_Activity_. Could you extend the walkthrough below on running the Entra authentication report script with GitHub Actions, picking up right after its final line?

___ Excerpt ___

If you are new to cron jobs and want to change the schedule, this handy little editor will get you going.
Select the green button Commit changes…, fill in the commit message and Commit. This will create your workflow.
Repo Layout
Go back to the Code section of your repo, you may see a README.md file which will have been created when you initialised your repo if you selected this option. Additionally, you will now see a .github/workflows folder and this is where your main.yml file is stored, if you want to go back and edit the time the scheduled action runs etc.
We are going to create the remaining items needed to get this script up and running. Once again if you are confident in changing the layout, by all means, change it to suit your needs. You will need to change certain files to reflect those changes and where possible I will make comments to highlight these changes.
This is the repo layout I am using for this post.
├── repo
│ ├── .github/workflows
│ │ ├── main.yml
│ ├── action
│ │ ├── action.yml
│ │ ├── Invoke-EntraAuthReport.ps1
│ ├── README.md
PowerShell Script This is now the good bit! The script that Daniel has created is awesome but needs a few tweaks to get it to run on a Linux runner for GitHub Actions. You can grab a copy of the slightly amended version of the script from my GitHub, much hasn’t changed but for those interested:
- Additional module to authenticate as an application
- Some path updates (so the report is available after the Action has run)
- Stop the report opening in the browser (this will be running headless and not required)

___ Stored data ___

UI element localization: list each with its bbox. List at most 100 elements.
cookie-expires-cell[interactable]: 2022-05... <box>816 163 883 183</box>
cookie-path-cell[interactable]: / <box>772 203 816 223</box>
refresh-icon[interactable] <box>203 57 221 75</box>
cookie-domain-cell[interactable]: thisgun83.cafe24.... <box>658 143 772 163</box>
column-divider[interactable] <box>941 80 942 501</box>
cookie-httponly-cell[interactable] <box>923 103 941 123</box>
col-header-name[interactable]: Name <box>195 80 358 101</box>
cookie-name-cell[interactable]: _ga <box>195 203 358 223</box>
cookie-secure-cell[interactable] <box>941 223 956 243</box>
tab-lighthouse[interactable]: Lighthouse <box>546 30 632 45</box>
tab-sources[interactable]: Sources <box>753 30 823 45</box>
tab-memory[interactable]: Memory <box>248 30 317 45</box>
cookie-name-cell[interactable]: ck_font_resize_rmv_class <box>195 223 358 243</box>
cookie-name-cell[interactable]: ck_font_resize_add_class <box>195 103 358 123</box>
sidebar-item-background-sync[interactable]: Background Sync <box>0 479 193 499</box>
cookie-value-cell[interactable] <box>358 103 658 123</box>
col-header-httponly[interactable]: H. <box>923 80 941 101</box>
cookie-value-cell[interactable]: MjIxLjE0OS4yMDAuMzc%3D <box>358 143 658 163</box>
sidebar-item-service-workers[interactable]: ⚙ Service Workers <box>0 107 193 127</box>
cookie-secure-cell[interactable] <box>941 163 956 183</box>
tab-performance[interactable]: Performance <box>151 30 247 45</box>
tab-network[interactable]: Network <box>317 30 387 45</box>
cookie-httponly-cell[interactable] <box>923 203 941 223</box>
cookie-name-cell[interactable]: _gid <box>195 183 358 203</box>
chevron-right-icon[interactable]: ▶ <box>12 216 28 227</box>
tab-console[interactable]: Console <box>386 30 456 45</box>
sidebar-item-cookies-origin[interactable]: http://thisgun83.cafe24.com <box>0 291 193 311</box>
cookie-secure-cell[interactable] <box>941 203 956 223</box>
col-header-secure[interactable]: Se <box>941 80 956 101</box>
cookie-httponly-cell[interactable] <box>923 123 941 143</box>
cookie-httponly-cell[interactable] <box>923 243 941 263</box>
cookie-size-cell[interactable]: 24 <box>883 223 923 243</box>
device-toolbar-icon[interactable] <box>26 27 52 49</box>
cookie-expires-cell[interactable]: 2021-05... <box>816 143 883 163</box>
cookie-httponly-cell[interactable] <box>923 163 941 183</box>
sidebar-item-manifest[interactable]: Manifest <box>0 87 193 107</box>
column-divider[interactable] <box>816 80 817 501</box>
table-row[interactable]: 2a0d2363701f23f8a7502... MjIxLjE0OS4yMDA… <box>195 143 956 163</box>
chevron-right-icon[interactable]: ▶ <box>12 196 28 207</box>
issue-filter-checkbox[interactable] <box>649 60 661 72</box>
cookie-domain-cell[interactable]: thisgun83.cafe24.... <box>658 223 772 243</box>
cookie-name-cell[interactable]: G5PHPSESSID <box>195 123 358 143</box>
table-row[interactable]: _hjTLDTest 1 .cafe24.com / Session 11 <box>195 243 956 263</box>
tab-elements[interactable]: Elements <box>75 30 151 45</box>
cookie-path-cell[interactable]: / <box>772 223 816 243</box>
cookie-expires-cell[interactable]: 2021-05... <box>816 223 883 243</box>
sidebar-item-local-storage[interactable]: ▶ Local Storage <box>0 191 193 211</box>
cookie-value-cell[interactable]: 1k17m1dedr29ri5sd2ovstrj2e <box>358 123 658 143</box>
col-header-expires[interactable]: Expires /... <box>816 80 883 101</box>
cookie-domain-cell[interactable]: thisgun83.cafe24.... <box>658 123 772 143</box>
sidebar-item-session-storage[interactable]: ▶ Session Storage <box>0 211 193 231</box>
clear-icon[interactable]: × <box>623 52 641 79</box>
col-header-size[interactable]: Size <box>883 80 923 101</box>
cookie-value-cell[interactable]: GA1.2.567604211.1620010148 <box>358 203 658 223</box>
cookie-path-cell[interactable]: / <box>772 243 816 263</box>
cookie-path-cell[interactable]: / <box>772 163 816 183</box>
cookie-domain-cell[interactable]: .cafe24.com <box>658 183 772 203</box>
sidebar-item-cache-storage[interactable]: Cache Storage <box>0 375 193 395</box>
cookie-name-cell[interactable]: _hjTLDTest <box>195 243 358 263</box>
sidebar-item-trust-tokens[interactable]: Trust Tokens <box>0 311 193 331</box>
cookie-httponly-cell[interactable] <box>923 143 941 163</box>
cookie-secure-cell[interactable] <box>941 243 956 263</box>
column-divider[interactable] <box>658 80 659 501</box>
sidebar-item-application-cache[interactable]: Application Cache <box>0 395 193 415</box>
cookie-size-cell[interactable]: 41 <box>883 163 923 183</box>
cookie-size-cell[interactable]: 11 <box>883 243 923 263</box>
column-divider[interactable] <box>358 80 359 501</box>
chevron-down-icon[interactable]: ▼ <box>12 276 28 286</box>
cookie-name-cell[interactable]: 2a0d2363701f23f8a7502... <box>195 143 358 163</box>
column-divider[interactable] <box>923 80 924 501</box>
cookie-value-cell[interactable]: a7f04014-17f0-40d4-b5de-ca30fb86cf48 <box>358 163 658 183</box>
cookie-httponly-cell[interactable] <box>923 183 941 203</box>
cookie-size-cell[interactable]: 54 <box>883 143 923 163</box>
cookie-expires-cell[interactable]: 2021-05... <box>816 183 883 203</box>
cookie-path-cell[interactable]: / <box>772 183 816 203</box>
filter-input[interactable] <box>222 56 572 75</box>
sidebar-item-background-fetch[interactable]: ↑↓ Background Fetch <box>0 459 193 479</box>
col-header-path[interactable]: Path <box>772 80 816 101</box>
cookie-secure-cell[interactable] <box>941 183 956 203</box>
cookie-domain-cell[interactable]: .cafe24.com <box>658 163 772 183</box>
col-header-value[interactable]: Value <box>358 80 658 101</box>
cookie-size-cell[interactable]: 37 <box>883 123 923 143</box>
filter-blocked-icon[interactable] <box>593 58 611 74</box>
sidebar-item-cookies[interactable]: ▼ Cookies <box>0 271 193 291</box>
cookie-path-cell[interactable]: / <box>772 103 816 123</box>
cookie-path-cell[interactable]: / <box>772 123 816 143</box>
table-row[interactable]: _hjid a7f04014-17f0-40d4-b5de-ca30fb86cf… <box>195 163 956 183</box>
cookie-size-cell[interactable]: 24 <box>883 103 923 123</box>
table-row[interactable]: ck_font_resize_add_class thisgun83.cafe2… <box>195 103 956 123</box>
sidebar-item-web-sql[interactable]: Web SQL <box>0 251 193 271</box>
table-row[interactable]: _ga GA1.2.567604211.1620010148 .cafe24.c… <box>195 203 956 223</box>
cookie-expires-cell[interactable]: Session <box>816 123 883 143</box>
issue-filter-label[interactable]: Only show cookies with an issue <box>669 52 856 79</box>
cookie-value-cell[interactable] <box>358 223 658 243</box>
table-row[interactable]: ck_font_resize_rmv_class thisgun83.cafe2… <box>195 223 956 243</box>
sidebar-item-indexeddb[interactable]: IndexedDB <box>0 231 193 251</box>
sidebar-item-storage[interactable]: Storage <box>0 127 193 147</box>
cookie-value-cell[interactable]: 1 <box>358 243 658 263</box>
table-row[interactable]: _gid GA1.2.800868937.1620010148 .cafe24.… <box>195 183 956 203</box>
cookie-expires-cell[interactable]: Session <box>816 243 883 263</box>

___

_Written answer_.
- Some formatting updates to the HTML (this is due to the way the Linux runner interprets new lines/returns differently than Windows, I suspect)
As documented above place this script within the action folder you created in the repo.
Action YAML This YAML file is called from the main.yml file and does the heavy lifting but the main features are running the script and uploading the output so the report is available. Where possible I have tried to be as descriptive as possible but always welcome feedback.
name: “Authentication Report Action"
description: "The action YAML file that logs in and generates the Entra Authentication Methods Report."
inputs:
tenant_id:
description: "Entra ID Tenant ID"
required: true
client_id:
description: "App Registration Client ID"
required: true
runs:
using: "composite"
steps:
- name: Sign in to Entra ID
uses: azure/login@v2
with:
client-id: ${{ inputs.client_id }}
tenant-id: ${{ inputs.tenant_id }}
allow-no-subscriptions: true
enable-AzPSSession: true
- name: Checkout Script
uses: actions/checkout@v4
- name: Run Entra Auth Report
shell: pwsh
run: |
pwsh .\action\Invoke-EntraAuthReport.ps1 -TenantId '${{ inputs.tenant_id}}' -ClientId '${{ inputs.client_id }}' `
- name: Authentication Report
uses: actions/upload-artifact@v4
with:
name: Entra Authentication Methods Report
path: ./Entra_Authentication_Methods_Report.html
include-hidden-files: false
Verify Configuration
Let’s check everything is in order before testing.
- GitHub Repo
- Enterprise App
- Configured the Enterprise App
- GitHub Repo Secrets
- GitHub Actions Enabled
- GitHub Repo Layout
- GitHub Main & Action YAML
If you have not already executed your action, this will be completed on schedule normally however open the Actions tab within your GitHub repo. Select User Authentication Methods Report from the left pane, and select Run workflow from the drop-down menu before finally selecting the Run workflow button to start. This will generate a running workflow where you can monitor it executing. If you need further help refer to the GitHub Docs page here.
Wrap Up
If setup correctly your workflow will complete and you should find the report attached to the completed workflow, download and open it to enjoy your automated report.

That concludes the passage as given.